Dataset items
* begin *

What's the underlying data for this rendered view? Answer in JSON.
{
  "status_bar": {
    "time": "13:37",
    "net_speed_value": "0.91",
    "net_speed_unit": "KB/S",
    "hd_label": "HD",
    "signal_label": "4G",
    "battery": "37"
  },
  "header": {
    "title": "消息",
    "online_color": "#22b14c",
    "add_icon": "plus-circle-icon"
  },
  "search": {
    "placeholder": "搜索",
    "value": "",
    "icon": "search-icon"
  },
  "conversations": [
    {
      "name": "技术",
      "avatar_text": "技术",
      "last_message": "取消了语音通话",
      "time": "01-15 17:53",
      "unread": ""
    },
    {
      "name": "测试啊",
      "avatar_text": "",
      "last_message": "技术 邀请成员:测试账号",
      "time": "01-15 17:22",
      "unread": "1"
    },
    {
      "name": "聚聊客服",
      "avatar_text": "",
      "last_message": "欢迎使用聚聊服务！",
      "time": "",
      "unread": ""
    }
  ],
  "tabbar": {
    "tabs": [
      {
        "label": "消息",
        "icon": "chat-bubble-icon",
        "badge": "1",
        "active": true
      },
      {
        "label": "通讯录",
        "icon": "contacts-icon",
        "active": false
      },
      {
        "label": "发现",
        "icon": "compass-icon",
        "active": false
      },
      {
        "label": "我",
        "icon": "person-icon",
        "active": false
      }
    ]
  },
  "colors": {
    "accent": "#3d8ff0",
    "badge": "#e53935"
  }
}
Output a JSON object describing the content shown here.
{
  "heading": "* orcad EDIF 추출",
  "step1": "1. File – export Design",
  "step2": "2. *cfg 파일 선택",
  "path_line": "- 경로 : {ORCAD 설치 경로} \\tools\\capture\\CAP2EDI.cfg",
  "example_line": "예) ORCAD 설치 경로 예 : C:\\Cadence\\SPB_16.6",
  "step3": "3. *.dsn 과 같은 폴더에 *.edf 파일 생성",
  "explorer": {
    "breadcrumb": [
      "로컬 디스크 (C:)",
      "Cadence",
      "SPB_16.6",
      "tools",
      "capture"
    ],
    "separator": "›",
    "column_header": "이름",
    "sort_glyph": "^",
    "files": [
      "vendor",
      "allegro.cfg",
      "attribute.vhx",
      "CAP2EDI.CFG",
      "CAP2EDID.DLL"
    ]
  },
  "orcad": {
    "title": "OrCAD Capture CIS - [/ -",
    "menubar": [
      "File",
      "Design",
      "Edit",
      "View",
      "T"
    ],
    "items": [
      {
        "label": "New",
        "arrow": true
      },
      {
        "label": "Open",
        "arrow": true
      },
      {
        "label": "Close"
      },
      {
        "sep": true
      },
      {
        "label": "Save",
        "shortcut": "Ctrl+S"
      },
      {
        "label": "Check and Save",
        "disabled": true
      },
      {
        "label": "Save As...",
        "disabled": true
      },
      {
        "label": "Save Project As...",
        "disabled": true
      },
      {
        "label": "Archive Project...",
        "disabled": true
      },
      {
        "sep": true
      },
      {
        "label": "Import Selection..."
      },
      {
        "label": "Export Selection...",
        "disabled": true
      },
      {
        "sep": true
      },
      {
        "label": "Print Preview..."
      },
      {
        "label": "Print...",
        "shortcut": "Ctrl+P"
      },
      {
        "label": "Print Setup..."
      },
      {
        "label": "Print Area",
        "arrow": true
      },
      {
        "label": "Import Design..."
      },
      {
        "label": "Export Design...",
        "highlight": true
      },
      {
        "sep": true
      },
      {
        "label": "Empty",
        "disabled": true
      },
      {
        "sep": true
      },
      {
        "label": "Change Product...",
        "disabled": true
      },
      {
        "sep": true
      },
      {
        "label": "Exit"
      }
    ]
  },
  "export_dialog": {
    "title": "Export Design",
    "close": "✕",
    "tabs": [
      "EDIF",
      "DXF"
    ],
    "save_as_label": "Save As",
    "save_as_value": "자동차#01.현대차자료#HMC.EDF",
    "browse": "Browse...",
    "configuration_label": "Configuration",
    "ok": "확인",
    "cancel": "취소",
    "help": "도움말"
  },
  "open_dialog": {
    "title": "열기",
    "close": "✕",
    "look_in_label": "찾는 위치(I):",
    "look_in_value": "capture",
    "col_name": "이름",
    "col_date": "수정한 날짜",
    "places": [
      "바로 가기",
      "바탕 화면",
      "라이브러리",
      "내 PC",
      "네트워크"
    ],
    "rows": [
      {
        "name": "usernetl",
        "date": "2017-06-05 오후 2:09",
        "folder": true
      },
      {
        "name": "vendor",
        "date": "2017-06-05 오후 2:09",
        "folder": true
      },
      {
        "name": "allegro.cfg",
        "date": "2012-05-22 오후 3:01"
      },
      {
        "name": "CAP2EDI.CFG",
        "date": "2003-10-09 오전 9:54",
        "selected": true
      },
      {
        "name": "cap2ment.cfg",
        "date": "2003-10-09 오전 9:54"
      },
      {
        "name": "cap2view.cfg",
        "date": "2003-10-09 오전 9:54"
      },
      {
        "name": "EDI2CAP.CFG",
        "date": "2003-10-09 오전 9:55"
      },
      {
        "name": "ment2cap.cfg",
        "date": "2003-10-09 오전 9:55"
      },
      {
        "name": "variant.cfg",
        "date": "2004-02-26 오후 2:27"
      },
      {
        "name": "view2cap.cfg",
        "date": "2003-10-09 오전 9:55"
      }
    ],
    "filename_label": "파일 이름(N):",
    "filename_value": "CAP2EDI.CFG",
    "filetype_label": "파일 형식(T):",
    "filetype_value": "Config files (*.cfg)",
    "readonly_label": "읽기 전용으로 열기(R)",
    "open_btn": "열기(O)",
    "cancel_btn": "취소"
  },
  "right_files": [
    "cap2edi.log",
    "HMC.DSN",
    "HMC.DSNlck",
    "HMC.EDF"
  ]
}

* end *
* begin *

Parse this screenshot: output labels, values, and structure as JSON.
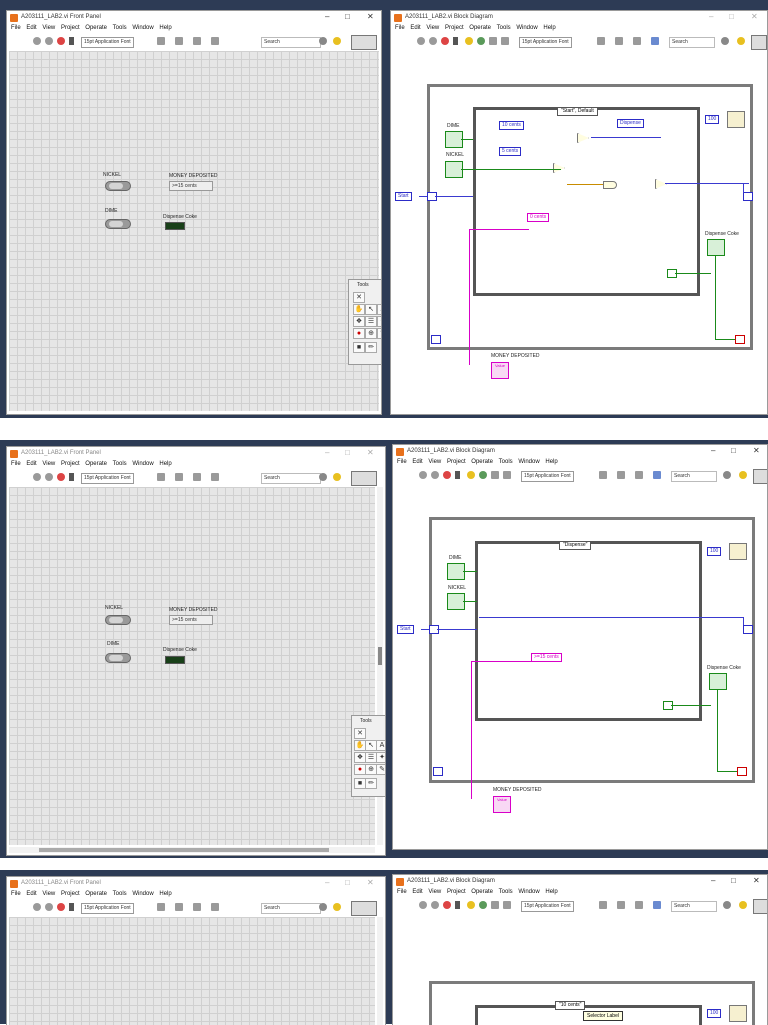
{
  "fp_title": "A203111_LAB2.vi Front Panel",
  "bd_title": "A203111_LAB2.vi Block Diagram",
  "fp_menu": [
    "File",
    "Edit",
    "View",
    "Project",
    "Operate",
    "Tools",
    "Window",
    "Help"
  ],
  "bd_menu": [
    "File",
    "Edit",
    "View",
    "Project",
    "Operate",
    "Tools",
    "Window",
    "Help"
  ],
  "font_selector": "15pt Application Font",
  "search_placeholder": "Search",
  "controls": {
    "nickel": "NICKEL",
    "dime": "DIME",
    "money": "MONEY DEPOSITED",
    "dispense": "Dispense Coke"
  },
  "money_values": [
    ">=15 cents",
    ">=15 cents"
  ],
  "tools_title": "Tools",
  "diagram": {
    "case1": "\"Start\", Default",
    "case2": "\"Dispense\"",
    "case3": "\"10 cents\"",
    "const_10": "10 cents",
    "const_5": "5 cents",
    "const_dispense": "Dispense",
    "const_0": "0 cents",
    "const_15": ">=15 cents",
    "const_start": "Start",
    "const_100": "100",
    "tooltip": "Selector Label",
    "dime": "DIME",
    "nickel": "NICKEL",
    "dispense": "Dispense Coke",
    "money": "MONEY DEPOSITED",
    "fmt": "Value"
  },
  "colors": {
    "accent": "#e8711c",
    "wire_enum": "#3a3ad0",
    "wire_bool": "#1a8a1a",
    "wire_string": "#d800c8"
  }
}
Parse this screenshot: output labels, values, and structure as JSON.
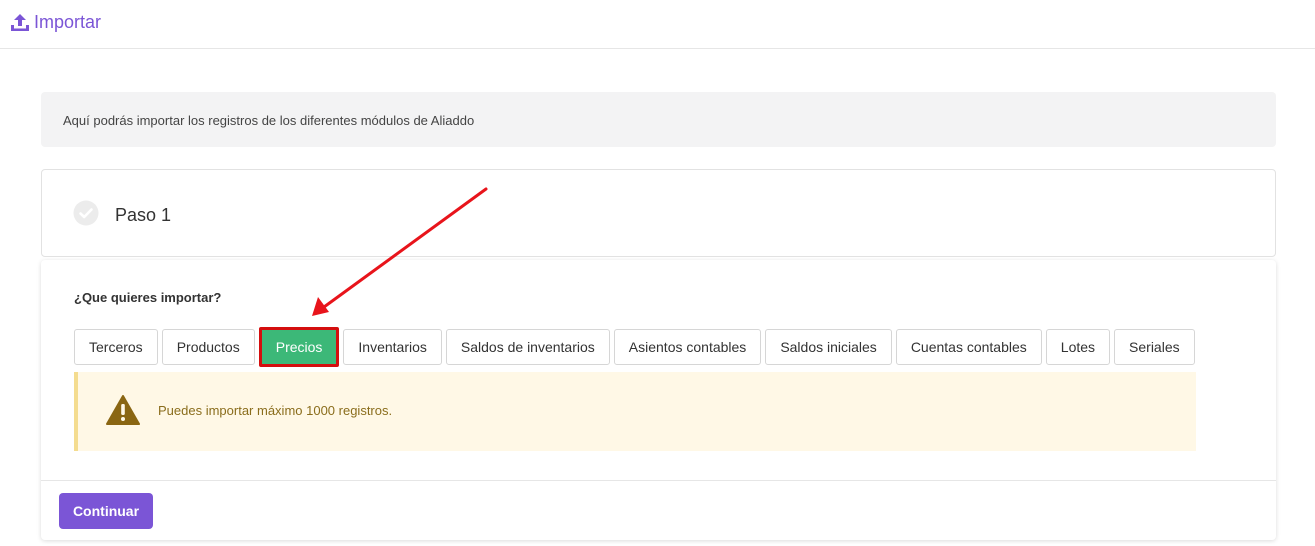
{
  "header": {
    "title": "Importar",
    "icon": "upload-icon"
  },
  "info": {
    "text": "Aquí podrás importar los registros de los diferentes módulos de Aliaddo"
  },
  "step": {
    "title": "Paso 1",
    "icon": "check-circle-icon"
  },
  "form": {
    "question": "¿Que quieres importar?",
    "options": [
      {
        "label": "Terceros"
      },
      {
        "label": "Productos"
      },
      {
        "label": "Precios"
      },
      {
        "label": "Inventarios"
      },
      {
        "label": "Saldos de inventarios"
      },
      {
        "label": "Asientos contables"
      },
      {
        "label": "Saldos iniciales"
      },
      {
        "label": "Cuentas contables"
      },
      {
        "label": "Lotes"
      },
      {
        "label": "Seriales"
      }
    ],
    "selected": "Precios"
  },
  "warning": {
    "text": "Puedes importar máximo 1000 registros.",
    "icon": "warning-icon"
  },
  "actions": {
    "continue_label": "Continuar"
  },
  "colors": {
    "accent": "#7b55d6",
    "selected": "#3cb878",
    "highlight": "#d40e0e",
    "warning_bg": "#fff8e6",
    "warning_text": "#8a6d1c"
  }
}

* end *

* Problem requirements
Find the lines containing "Cadence" and list every one of them.

* Task result
  "example_line": "예) ORCAD 설치 경로 예 : C:\\Cadence\\SPB_16.6",
      "Cadence",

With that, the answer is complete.